Written problem:
State only how many lines below include the string "with".
-- Begin Given records --
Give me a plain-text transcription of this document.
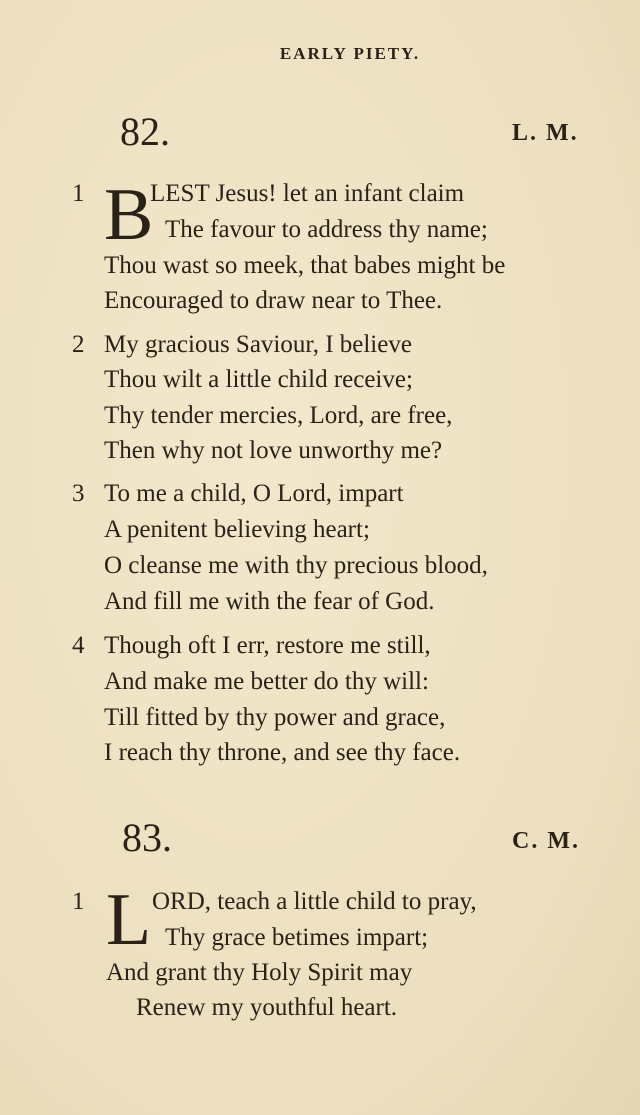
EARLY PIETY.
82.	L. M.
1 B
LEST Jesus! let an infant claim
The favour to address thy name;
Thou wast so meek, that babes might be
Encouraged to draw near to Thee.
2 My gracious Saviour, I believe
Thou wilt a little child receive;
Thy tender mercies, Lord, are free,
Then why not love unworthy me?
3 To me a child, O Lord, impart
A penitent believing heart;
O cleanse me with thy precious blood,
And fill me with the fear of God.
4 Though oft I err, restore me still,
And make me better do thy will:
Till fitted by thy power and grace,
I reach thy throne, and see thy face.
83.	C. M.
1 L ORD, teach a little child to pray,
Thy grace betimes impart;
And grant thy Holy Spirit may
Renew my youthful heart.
-- End Given records --
The completed task:
2